_AVAILABLE RECORDS_
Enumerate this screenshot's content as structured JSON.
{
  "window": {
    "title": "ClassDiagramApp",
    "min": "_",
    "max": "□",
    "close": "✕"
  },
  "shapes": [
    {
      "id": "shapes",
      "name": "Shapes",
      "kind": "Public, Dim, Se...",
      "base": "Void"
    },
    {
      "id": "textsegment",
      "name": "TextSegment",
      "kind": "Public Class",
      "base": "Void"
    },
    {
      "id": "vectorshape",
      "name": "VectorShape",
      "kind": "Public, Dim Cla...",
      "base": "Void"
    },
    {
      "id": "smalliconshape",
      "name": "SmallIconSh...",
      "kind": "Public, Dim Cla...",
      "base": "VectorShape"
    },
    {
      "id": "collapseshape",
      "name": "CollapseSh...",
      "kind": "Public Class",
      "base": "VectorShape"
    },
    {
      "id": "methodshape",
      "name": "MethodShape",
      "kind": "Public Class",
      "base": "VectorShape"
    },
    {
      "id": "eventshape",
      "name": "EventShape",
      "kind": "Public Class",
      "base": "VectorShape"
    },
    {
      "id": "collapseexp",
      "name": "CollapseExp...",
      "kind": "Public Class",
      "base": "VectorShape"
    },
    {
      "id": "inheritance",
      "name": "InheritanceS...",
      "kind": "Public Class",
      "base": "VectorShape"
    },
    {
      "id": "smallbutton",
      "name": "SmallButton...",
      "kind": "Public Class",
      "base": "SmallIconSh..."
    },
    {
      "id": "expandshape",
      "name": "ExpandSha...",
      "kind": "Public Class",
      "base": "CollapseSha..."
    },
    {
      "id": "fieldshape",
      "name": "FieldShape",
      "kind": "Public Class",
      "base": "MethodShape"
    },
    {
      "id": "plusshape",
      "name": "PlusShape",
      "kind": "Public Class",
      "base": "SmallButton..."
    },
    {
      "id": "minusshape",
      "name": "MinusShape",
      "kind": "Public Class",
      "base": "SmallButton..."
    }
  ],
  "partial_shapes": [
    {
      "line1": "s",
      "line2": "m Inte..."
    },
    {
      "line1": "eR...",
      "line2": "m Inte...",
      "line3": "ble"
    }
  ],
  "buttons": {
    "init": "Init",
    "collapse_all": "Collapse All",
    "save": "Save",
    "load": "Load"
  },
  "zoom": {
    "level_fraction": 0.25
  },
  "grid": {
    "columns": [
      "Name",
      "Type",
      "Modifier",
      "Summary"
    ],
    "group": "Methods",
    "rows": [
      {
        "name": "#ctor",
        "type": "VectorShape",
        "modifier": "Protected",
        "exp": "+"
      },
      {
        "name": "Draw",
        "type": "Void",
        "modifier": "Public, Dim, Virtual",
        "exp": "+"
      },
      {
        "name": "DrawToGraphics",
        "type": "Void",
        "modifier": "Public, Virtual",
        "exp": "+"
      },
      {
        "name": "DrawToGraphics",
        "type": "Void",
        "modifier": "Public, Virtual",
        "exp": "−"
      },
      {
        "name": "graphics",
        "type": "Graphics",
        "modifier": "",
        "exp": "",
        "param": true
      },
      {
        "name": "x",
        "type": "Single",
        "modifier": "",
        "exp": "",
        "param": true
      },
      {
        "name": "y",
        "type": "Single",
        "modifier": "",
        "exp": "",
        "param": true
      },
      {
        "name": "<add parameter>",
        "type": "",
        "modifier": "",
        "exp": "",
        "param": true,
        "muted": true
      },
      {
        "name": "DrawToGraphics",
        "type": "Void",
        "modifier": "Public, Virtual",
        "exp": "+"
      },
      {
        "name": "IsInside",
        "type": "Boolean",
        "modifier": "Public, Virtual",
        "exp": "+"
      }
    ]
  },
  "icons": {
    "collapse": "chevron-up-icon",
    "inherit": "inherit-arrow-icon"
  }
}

_PROBLEM STATEMENT_
Faithfully copy every entry, leaving nothing out.

_RESPONSE_
Enumerate this screenshot's content as structured JSON.
{
  "window": {
    "title": "ClassDiagramApp",
    "min": "_",
    "max": "□",
    "close": "✕"
  },
  "shapes": [
    {
      "id": "shapes",
      "name": "Shapes",
      "kind": "Public, Dim, Se...",
      "base": "Void"
    },
    {
      "id": "textsegment",
      "name": "TextSegment",
      "kind": "Public Class",
      "base": "Void"
    },
    {
      "id": "vectorshape",
      "name": "VectorShape",
      "kind": "Public, Dim Cla...",
      "base": "Void"
    },
    {
      "id": "smalliconshape",
      "name": "SmallIconSh...",
      "kind": "Public, Dim Cla...",
      "base": "VectorShape"
    },
    {
      "id": "collapseshape",
      "name": "CollapseSh...",
      "kind": "Public Class",
      "base": "VectorShape"
    },
    {
      "id": "methodshape",
      "name": "MethodShape",
      "kind": "Public Class",
      "base": "VectorShape"
    },
    {
      "id": "eventshape",
      "name": "EventShape",
      "kind": "Public Class",
      "base": "VectorShape"
    },
    {
      "id": "collapseexp",
      "name": "CollapseExp...",
      "kind": "Public Class",
      "base": "VectorShape"
    },
    {
      "id": "inheritance",
      "name": "InheritanceS...",
      "kind": "Public Class",
      "base": "VectorShape"
    },
    {
      "id": "smallbutton",
      "name": "SmallButton...",
      "kind": "Public Class",
      "base": "SmallIconSh..."
    },
    {
      "id": "expandshape",
      "name": "ExpandSha...",
      "kind": "Public Class",
      "base": "CollapseSha..."
    },
    {
      "id": "fieldshape",
      "name": "FieldShape",
      "kind": "Public Class",
      "base": "MethodShape"
    },
    {
      "id": "plusshape",
      "name": "PlusShape",
      "kind": "Public Class",
      "base": "SmallButton..."
    },
    {
      "id": "minusshape",
      "name": "MinusShape",
      "kind": "Public Class",
      "base": "SmallButton..."
    }
  ],
  "partial_shapes": [
    {
      "line1": "s",
      "line2": "m Inte..."
    },
    {
      "line1": "eR...",
      "line2": "m Inte...",
      "line3": "ble"
    }
  ],
  "buttons": {
    "init": "Init",
    "collapse_all": "Collapse All",
    "save": "Save",
    "load": "Load"
  },
  "zoom": {
    "level_fraction": 0.25
  },
  "grid": {
    "columns": [
      "Name",
      "Type",
      "Modifier",
      "Summary"
    ],
    "group": "Methods",
    "rows": [
      {
        "name": "#ctor",
        "type": "VectorShape",
        "modifier": "Protected",
        "exp": "+"
      },
      {
        "name": "Draw",
        "type": "Void",
        "modifier": "Public, Dim, Virtual",
        "exp": "+"
      },
      {
        "name": "DrawToGraphics",
        "type": "Void",
        "modifier": "Public, Virtual",
        "exp": "+"
      },
      {
        "name": "DrawToGraphics",
        "type": "Void",
        "modifier": "Public, Virtual",
        "exp": "−"
      },
      {
        "name": "graphics",
        "type": "Graphics",
        "modifier": "",
        "exp": "",
        "param": true
      },
      {
        "name": "x",
        "type": "Single",
        "modifier": "",
        "exp": "",
        "param": true
      },
      {
        "name": "y",
        "type": "Single",
        "modifier": "",
        "exp": "",
        "param": true
      },
      {
        "name": "<add parameter>",
        "type": "",
        "modifier": "",
        "exp": "",
        "param": true,
        "muted": true
      },
      {
        "name": "DrawToGraphics",
        "type": "Void",
        "modifier": "Public, Virtual",
        "exp": "+"
      },
      {
        "name": "IsInside",
        "type": "Boolean",
        "modifier": "Public, Virtual",
        "exp": "+"
      }
    ]
  },
  "icons": {
    "collapse": "chevron-up-icon",
    "inherit": "inherit-arrow-icon"
  }
}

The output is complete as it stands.